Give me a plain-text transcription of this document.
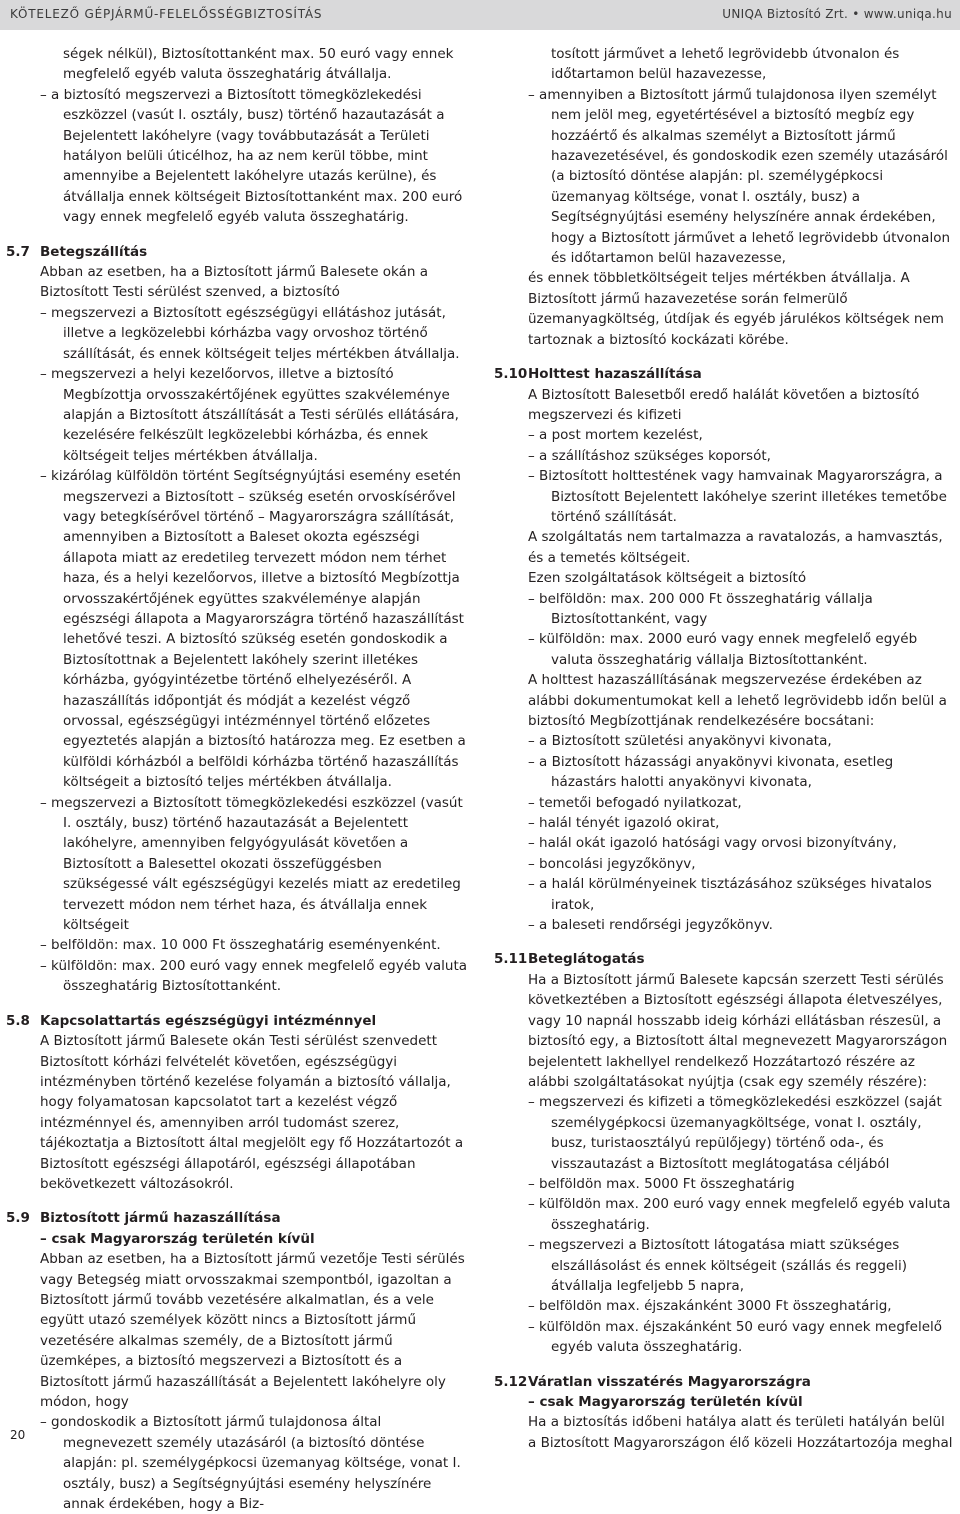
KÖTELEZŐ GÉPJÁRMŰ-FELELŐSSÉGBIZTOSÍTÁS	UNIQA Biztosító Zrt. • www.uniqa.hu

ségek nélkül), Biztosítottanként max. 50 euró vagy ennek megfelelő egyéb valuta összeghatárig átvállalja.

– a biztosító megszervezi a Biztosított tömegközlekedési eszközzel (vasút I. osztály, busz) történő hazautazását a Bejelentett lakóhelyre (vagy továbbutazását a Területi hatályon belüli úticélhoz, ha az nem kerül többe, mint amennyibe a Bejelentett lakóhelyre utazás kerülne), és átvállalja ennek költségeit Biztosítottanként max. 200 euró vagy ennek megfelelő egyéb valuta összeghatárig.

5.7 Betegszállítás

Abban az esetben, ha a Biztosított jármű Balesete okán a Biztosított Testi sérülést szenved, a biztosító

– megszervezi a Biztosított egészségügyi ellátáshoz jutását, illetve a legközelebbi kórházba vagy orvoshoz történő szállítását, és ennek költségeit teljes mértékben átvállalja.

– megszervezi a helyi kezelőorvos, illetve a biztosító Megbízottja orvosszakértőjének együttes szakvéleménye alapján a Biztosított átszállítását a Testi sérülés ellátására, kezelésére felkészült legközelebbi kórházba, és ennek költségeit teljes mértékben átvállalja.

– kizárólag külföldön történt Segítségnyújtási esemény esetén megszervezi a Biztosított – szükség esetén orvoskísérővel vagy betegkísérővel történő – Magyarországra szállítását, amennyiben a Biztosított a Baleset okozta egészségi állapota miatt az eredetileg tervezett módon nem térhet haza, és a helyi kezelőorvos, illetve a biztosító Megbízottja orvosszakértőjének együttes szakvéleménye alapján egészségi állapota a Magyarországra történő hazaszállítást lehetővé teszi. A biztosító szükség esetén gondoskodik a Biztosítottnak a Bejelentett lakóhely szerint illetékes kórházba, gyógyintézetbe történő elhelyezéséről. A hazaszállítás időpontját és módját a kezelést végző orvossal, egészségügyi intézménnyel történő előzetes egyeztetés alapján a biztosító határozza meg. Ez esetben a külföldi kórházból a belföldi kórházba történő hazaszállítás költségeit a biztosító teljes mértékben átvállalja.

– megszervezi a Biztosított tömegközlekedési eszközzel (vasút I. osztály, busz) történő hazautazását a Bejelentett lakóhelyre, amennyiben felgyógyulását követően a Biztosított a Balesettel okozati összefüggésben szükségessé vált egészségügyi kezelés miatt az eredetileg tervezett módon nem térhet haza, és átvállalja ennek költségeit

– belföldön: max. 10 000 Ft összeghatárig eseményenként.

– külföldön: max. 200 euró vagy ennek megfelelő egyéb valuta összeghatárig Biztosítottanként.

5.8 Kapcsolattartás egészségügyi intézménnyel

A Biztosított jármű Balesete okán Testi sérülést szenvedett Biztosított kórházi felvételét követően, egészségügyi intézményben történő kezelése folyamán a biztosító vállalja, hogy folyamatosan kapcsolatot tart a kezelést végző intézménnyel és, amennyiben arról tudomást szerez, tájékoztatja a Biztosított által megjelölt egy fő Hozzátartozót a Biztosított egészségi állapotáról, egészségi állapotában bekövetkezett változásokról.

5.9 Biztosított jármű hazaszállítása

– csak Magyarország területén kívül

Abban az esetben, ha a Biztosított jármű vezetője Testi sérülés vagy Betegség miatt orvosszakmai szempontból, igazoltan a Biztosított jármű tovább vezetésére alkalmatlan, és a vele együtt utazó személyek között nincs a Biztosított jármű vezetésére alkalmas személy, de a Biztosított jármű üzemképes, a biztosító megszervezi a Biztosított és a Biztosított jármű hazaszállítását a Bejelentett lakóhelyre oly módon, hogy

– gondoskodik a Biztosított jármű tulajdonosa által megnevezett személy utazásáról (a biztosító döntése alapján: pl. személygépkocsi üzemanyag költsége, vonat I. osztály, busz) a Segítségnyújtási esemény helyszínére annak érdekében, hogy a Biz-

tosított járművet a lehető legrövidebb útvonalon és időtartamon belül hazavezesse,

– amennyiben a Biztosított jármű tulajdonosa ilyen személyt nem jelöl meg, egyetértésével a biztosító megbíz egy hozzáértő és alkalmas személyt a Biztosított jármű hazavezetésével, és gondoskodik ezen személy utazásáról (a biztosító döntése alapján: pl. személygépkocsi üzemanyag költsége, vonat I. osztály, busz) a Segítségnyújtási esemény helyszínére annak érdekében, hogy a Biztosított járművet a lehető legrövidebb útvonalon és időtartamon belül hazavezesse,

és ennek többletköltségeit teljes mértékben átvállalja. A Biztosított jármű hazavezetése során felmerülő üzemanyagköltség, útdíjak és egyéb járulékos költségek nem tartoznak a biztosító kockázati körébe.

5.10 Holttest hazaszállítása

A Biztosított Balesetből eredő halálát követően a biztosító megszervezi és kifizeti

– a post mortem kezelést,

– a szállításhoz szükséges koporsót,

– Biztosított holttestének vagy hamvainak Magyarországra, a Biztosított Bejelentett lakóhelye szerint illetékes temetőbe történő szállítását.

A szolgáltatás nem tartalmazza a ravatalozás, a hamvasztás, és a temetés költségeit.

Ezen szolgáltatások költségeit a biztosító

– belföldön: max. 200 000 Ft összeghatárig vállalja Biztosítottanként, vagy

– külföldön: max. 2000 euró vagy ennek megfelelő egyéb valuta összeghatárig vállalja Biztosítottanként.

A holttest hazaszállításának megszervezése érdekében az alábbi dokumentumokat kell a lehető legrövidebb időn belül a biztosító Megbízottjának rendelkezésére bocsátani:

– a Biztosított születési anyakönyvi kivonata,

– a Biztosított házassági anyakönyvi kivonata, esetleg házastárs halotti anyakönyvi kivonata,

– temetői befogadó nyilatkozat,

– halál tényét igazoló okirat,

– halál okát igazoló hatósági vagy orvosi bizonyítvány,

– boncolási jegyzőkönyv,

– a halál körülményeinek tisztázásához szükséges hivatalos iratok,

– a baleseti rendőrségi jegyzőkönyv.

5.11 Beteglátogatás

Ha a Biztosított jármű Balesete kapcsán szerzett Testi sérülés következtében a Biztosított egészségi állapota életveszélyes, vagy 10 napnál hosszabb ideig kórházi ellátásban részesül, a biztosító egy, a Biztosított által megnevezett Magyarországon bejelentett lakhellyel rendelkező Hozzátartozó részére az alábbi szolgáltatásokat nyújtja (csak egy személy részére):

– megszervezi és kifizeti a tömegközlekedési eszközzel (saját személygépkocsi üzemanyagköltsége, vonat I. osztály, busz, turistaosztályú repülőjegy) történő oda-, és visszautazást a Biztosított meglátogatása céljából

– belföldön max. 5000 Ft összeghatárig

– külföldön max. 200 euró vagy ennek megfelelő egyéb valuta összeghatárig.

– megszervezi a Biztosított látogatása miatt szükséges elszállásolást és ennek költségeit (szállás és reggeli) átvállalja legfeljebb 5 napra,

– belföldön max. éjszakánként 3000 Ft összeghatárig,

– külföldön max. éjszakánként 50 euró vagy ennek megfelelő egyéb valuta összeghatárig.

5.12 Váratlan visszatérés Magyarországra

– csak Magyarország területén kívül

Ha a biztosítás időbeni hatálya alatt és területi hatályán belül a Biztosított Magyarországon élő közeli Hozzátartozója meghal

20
--
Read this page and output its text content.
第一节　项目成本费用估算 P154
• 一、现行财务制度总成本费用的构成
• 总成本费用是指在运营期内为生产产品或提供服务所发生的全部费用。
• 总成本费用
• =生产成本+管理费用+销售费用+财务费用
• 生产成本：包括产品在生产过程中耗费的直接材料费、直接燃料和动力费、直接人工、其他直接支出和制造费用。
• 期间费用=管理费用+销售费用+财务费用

#### WHAT TO DO
Count the lines of the data that include the string "belföldön", and give only that number.

#### EXERCISE SOLUTION
4